▸ Data supplied:
┌──
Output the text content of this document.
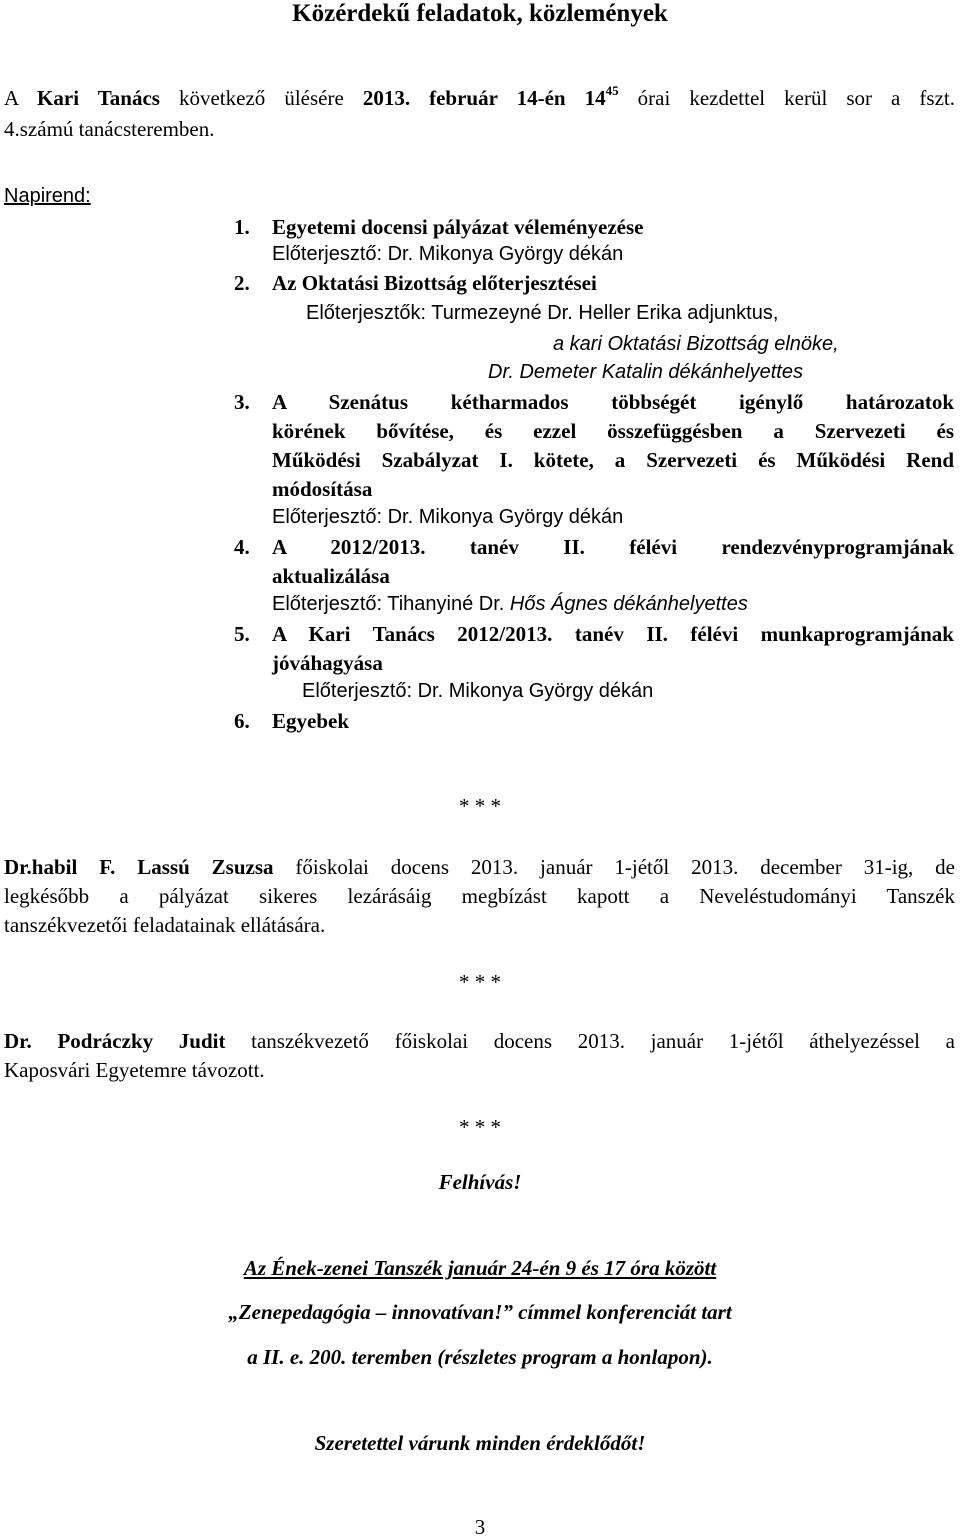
Közérdekű feladatok, közlemények
A Kari Tanács következő ülésére 2013. február 14-én $14^{45}$ órai kezdettel kerül sor a fszt.
4.számú tanácsteremben.
Napirend:
1. Egyetemi docensi pályázat véleményezése
Előterjesztő: Dr. Mikonya György dékán
2. Az Oktatási Bizottság előterjesztései
Előterjesztők: Turmezeyné Dr. Heller Erika adjunktus,
a kari Oktatási Bizottság elnöke,
Dr. Demeter Katalin dékánhelyettes
3. A Szenátus kétharmados többségét igénylő határozatok
körének bővítése, és ezzel összefüggésben a Szervezeti és
Működési Szabályzat I. kötete, a Szervezeti és Működési Rend
módosítása
Előterjesztő: Dr. Mikonya György dékán
4. A 2012/2013. tanév II. félévi rendezvényprogramjának
aktualizálása
Előterjesztő: Tihanyiné Dr. Hős Ágnes dékánhelyettes
5. A Kari Tanács 2012/2013. tanév II. félévi munkaprogramjának
jóváhagyása
Előterjesztő: Dr. Mikonya György dékán
6. Egyebek
* * *
Dr.habil F. Lassú Zsuzsa főiskolai docens 2013. január 1-jétől 2013. december 31-ig, de
legkésőbb a pályázat sikeres lezárásáig megbízást kapott a Neveléstudományi Tanszék
tanszékvezetői feladatainak ellátására.
* * *
Dr. Podráczky Judit tanszékvezető főiskolai docens 2013. január 1-jétől áthelyezéssel a
Kaposvári Egyetemre távozott.
* * *
Felhívás!
Az Ének-zenei Tanszék január 24-én 9 és 17 óra között
„Zenepedagógia – innovatívan!” címmel konferenciát tart
a II. e. 200. teremben (részletes program a honlapon).
Szeretettel várunk minden érdeklődőt!
3
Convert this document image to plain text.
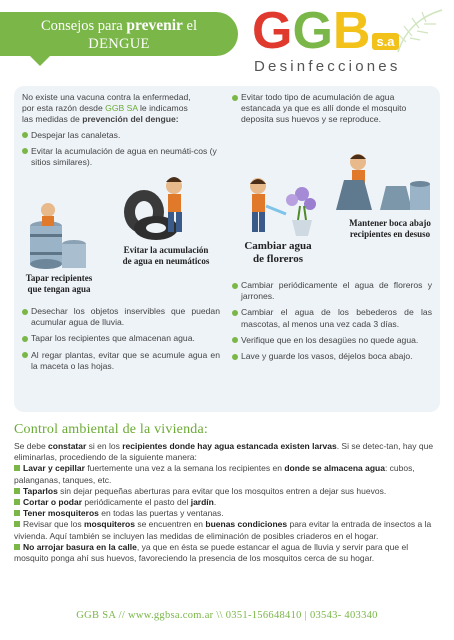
Consejos para prevenir el
DENGUE	G G B s.a
Desinfecciones

No existe una vacuna contra la enfermedad,
por esta razón desde GGB SA le indicamos
las medidas de prevención del dengue:

Despejar las canaletas.
Evitar la acumulación de agua en neumáti-cos (y sitios similares).
Evitar todo tipo de acumulación de agua estancada ya que es allí donde el mosquito deposita sus huevos y se reproduce.
Tapar recipientes que tengan agua
Evitar la acumulación de agua en neumáticos
Cambiar agua de floreros
Mantener boca abajo recipientes en desuso
Desechar los objetos inservibles que puedan acumular agua de lluvia.
Tapar los recipientes que almacenan agua.
Al regar plantas, evitar que se acumule agua en la maceta o las hojas.
Cambiar periódicamente el agua de floreros y jarrones.
Cambiar el agua de los bebederos de las mascotas, al menos una vez cada 3 días.
Verifique que en los desagües no quede agua.
Lave y guarde los vasos, déjelos boca abajo.
Control ambiental de la vivienda:
Se debe constatar si en los recipientes donde hay agua estancada existen larvas. Si se detec-tan, hay que eliminarlas, procediendo de la siguiente manera:
Lavar y cepillar fuertemente una vez a la semana los recipientes en donde se almacena agua: cubos, palanganas, tanques, etc.
Taparlos sin dejar pequeñas aberturas para evitar que los mosquitos entren a dejar sus huevos.
Cortar o podar periódicamente el pasto del jardín.
Tener mosquiteros en todas las puertas y ventanas.
Revisar que los mosquiteros se encuentren en buenas condiciones para evitar la entrada de insectos a la vivienda. Aquí también se incluyen las medidas de eliminación de posibles criaderos en el hogar.
No arrojar basura en la calle, ya que en ésta se puede estancar el agua de lluvia y servir para que el mosquito ponga ahí sus huevos, favoreciendo la presencia de los mosquitos cerca de su hogar.
GGB SA // www.ggbsa.com.ar \\ 0351-156648410 | 03543- 403340
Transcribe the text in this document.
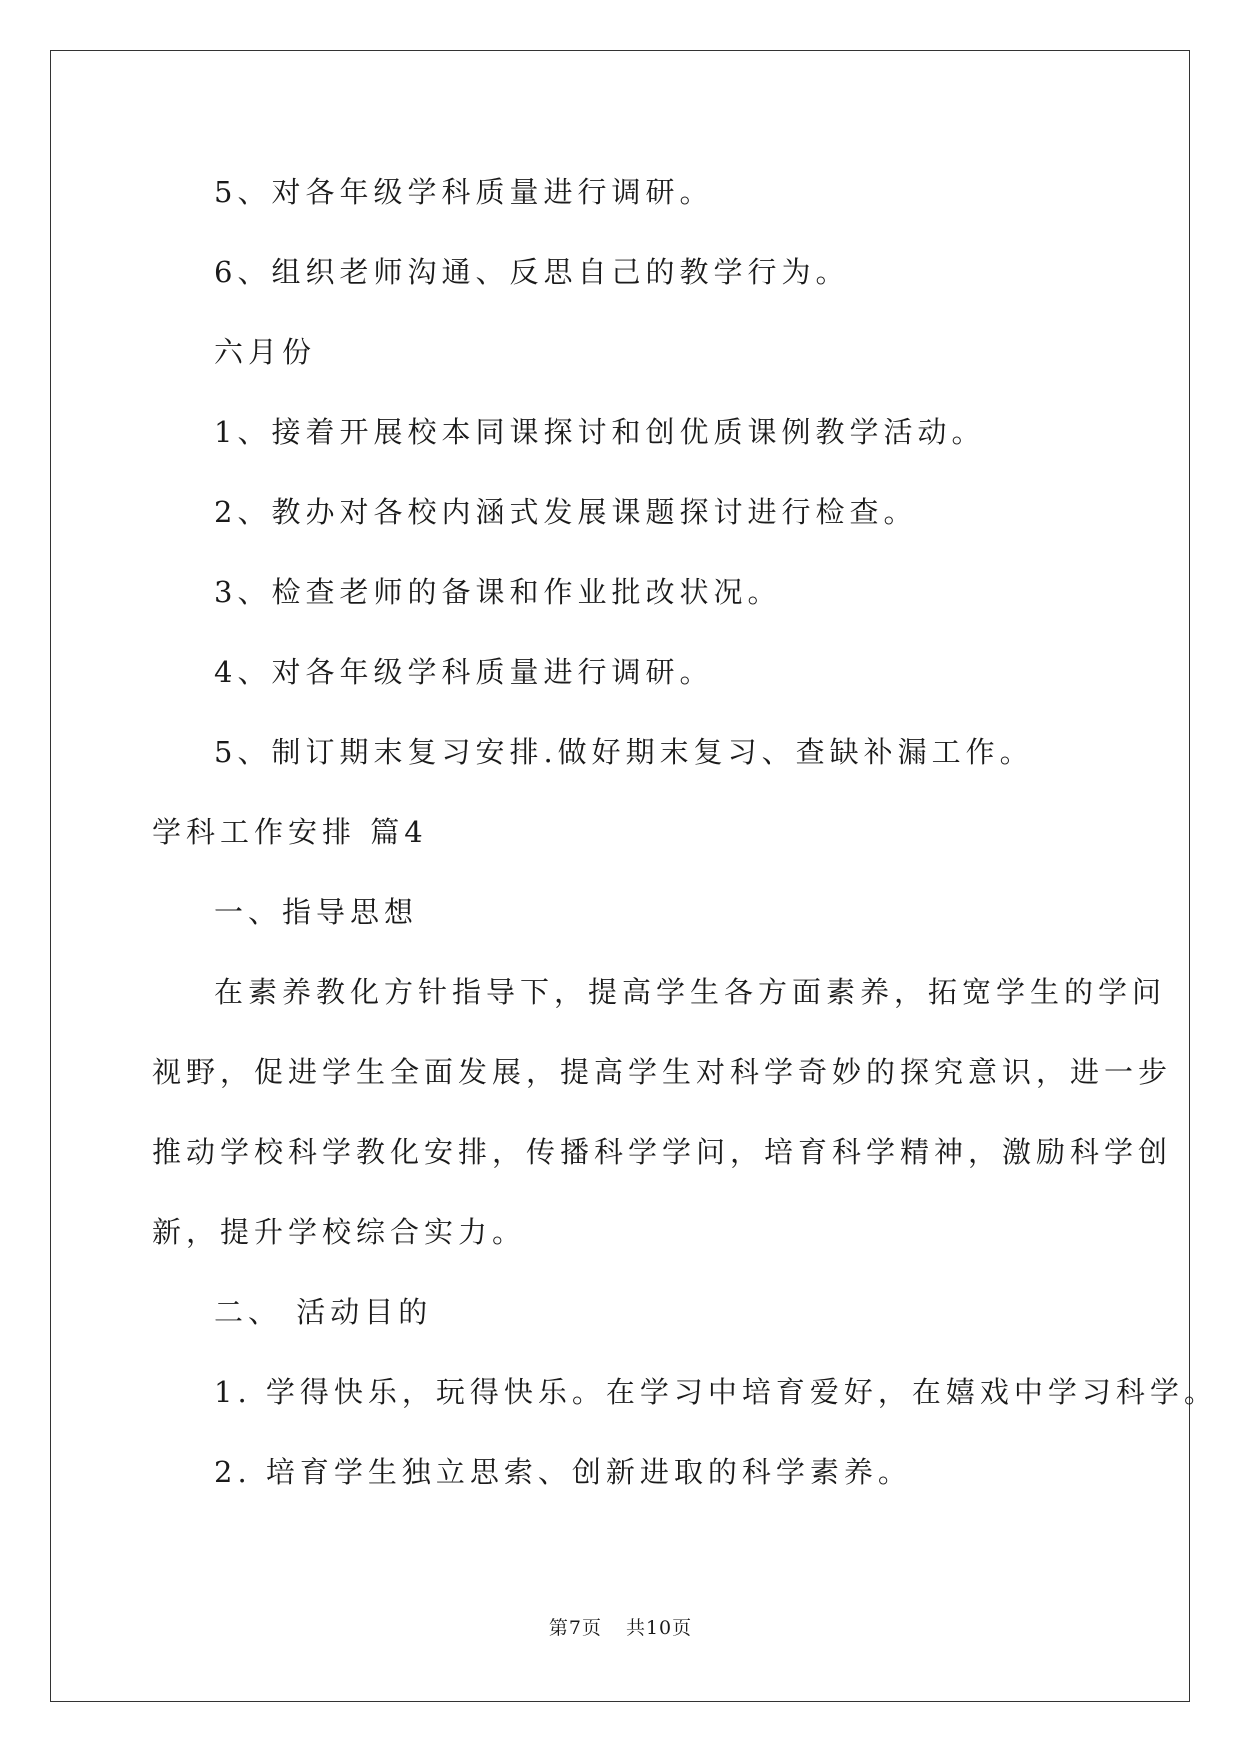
5、对各年级学科质量进行调研。

6、组织老师沟通、反思自己的教学行为。

六月份

1、接着开展校本同课探讨和创优质课例教学活动。

2、教办对各校内涵式发展课题探讨进行检查。

3、检查老师的备课和作业批改状况。

4、对各年级学科质量进行调研。

5、制订期末复习安排.做好期末复习、查缺补漏工作。

学科工作安排 篇4

一、指导思想

在素养教化方针指导下，提高学生各方面素养，拓宽学生的学问

视野，促进学生全面发展，提高学生对科学奇妙的探究意识，进一步

推动学校科学教化安排，传播科学学问，培育科学精神，激励科学创

新，提升学校综合实力。

二、 活动目的

1. 学得快乐，玩得快乐。在学习中培育爱好，在嬉戏中学习科学。

2. 培育学生独立思索、创新进取的科学素养。

第7页 共10页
└──
Extract only the lines from the line containing "Transcribe the text in this document." through the final line of the listing above, unchanged; pictures stay out of the copy.

Transcribe the text in this document.
5、对各年级学科质量进行调研。

6、组织老师沟通、反思自己的教学行为。

六月份

1、接着开展校本同课探讨和创优质课例教学活动。

2、教办对各校内涵式发展课题探讨进行检查。

3、检查老师的备课和作业批改状况。

4、对各年级学科质量进行调研。

5、制订期末复习安排.做好期末复习、查缺补漏工作。

学科工作安排 篇4

一、指导思想

在素养教化方针指导下，提高学生各方面素养，拓宽学生的学问

视野，促进学生全面发展，提高学生对科学奇妙的探究意识，进一步

推动学校科学教化安排，传播科学学问，培育科学精神，激励科学创

新，提升学校综合实力。

二、 活动目的

1. 学得快乐，玩得快乐。在学习中培育爱好，在嬉戏中学习科学。

2. 培育学生独立思索、创新进取的科学素养。

第7页 共10页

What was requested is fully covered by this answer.